Directions for this task: Retype the full set of records. Keep every character identical.

Stored data:
—————

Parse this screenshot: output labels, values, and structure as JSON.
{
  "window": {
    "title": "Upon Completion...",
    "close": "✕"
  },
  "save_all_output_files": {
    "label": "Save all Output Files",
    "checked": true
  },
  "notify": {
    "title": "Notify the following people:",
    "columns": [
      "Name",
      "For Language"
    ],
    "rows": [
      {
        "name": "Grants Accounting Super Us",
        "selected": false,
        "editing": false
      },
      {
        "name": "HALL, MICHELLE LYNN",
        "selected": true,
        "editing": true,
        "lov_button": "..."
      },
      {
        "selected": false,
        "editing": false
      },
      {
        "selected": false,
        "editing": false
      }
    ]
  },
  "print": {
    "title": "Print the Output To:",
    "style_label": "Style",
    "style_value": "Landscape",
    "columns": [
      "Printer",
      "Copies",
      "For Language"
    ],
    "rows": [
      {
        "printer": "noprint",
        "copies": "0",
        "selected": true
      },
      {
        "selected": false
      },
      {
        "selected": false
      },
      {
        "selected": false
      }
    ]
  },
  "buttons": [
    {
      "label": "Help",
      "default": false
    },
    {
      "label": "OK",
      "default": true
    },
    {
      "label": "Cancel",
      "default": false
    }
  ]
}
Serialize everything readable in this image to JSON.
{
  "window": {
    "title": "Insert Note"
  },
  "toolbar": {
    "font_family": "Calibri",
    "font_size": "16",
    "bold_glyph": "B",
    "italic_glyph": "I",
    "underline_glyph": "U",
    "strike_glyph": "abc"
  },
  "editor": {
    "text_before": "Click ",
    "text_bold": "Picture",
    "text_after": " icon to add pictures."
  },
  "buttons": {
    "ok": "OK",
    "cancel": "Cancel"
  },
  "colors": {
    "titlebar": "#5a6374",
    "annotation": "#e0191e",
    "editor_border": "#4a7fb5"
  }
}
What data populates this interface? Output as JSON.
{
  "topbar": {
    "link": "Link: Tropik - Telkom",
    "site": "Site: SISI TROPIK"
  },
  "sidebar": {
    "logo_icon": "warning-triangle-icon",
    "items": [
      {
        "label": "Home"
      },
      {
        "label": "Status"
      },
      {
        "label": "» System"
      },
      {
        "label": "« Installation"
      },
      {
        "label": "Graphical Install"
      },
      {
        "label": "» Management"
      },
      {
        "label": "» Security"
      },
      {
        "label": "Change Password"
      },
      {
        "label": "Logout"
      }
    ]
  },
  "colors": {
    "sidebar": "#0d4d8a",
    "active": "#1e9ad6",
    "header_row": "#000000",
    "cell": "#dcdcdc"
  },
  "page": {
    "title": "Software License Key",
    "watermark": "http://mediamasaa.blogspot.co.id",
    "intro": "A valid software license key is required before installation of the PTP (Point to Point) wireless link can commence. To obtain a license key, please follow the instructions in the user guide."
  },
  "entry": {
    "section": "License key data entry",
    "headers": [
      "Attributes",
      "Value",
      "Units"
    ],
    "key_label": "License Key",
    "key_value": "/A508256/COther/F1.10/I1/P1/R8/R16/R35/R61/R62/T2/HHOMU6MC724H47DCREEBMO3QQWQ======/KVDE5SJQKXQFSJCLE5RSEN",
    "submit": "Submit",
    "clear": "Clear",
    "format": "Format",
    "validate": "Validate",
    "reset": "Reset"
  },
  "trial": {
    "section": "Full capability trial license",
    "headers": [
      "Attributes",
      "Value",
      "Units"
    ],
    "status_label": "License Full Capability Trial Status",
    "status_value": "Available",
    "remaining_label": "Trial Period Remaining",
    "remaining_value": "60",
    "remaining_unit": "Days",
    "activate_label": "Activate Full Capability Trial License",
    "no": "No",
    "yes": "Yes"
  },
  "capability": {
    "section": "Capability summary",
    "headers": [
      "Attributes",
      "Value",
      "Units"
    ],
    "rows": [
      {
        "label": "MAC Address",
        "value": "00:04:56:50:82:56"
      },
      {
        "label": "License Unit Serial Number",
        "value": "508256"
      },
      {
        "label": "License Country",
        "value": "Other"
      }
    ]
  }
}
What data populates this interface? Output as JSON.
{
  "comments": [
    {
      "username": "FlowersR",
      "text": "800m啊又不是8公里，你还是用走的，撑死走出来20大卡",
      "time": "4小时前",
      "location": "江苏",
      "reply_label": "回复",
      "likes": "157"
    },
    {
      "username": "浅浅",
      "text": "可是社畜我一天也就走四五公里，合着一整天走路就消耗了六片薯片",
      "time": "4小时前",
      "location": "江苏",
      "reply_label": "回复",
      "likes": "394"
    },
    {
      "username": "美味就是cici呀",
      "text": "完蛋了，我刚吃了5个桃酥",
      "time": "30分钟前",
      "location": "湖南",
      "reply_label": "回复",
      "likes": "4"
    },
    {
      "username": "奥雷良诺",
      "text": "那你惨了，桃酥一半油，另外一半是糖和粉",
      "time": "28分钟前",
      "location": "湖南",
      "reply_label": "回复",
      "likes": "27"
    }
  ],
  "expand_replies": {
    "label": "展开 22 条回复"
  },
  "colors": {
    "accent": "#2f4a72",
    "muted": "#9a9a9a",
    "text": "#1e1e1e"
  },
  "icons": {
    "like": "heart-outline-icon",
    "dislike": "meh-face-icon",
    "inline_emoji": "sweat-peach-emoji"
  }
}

—————

Answer to the problem:
Parse this screenshot: output labels, values, and structure as JSON.
{
  "window": {
    "title": "Upon Completion...",
    "close": "✕"
  },
  "save_all_output_files": {
    "label": "Save all Output Files",
    "checked": true
  },
  "notify": {
    "title": "Notify the following people:",
    "columns": [
      "Name",
      "For Language"
    ],
    "rows": [
      {
        "name": "Grants Accounting Super Us",
        "selected": false,
        "editing": false
      },
      {
        "name": "HALL, MICHELLE LYNN",
        "selected": true,
        "editing": true,
        "lov_button": "..."
      },
      {
        "selected": false,
        "editing": false
      },
      {
        "selected": false,
        "editing": false
      }
    ]
  },
  "print": {
    "title": "Print the Output To:",
    "style_label": "Style",
    "style_value": "Landscape",
    "columns": [
      "Printer",
      "Copies",
      "For Language"
    ],
    "rows": [
      {
        "printer": "noprint",
        "copies": "0",
        "selected": true
      },
      {
        "selected": false
      },
      {
        "selected": false
      },
      {
        "selected": false
      }
    ]
  },
  "buttons": [
    {
      "label": "Help",
      "default": false
    },
    {
      "label": "OK",
      "default": true
    },
    {
      "label": "Cancel",
      "default": false
    }
  ]
}
Serialize everything readable in this image to JSON.
{
  "window": {
    "title": "Insert Note"
  },
  "toolbar": {
    "font_family": "Calibri",
    "font_size": "16",
    "bold_glyph": "B",
    "italic_glyph": "I",
    "underline_glyph": "U",
    "strike_glyph": "abc"
  },
  "editor": {
    "text_before": "Click ",
    "text_bold": "Picture",
    "text_after": " icon to add pictures."
  },
  "buttons": {
    "ok": "OK",
    "cancel": "Cancel"
  },
  "colors": {
    "titlebar": "#5a6374",
    "annotation": "#e0191e",
    "editor_border": "#4a7fb5"
  }
}
What data populates this interface? Output as JSON.
{
  "topbar": {
    "link": "Link: Tropik - Telkom",
    "site": "Site: SISI TROPIK"
  },
  "sidebar": {
    "logo_icon": "warning-triangle-icon",
    "items": [
      {
        "label": "Home"
      },
      {
        "label": "Status"
      },
      {
        "label": "» System"
      },
      {
        "label": "« Installation"
      },
      {
        "label": "Graphical Install"
      },
      {
        "label": "» Management"
      },
      {
        "label": "» Security"
      },
      {
        "label": "Change Password"
      },
      {
        "label": "Logout"
      }
    ]
  },
  "colors": {
    "sidebar": "#0d4d8a",
    "active": "#1e9ad6",
    "header_row": "#000000",
    "cell": "#dcdcdc"
  },
  "page": {
    "title": "Software License Key",
    "watermark": "http://mediamasaa.blogspot.co.id",
    "intro": "A valid software license key is required before installation of the PTP (Point to Point) wireless link can commence. To obtain a license key, please follow the instructions in the user guide."
  },
  "entry": {
    "section": "License key data entry",
    "headers": [
      "Attributes",
      "Value",
      "Units"
    ],
    "key_label": "License Key",
    "key_value": "/A508256/COther/F1.10/I1/P1/R8/R16/R35/R61/R62/T2/HHOMU6MC724H47DCREEBMO3QQWQ======/KVDE5SJQKXQFSJCLE5RSEN",
    "submit": "Submit",
    "clear": "Clear",
    "format": "Format",
    "validate": "Validate",
    "reset": "Reset"
  },
  "trial": {
    "section": "Full capability trial license",
    "headers": [
      "Attributes",
      "Value",
      "Units"
    ],
    "status_label": "License Full Capability Trial Status",
    "status_value": "Available",
    "remaining_label": "Trial Period Remaining",
    "remaining_value": "60",
    "remaining_unit": "Days",
    "activate_label": "Activate Full Capability Trial License",
    "no": "No",
    "yes": "Yes"
  },
  "capability": {
    "section": "Capability summary",
    "headers": [
      "Attributes",
      "Value",
      "Units"
    ],
    "rows": [
      {
        "label": "MAC Address",
        "value": "00:04:56:50:82:56"
      },
      {
        "label": "License Unit Serial Number",
        "value": "508256"
      },
      {
        "label": "License Country",
        "value": "Other"
      }
    ]
  }
}
What data populates this interface? Output as JSON.
{
  "comments": [
    {
      "username": "FlowersR",
      "text": "800m啊又不是8公里，你还是用走的，撑死走出来20大卡",
      "time": "4小时前",
      "location": "江苏",
      "reply_label": "回复",
      "likes": "157"
    },
    {
      "username": "浅浅",
      "text": "可是社畜我一天也就走四五公里，合着一整天走路就消耗了六片薯片",
      "time": "4小时前",
      "location": "江苏",
      "reply_label": "回复",
      "likes": "394"
    },
    {
      "username": "美味就是cici呀",
      "text": "完蛋了，我刚吃了5个桃酥",
      "time": "30分钟前",
      "location": "湖南",
      "reply_label": "回复",
      "likes": "4"
    },
    {
      "username": "奥雷良诺",
      "text": "那你惨了，桃酥一半油，另外一半是糖和粉",
      "time": "28分钟前",
      "location": "湖南",
      "reply_label": "回复",
      "likes": "27"
    }
  ],
  "expand_replies": {
    "label": "展开 22 条回复"
  },
  "colors": {
    "accent": "#2f4a72",
    "muted": "#9a9a9a",
    "text": "#1e1e1e"
  },
  "icons": {
    "like": "heart-outline-icon",
    "dislike": "meh-face-icon",
    "inline_emoji": "sweat-peach-emoji"
  }
}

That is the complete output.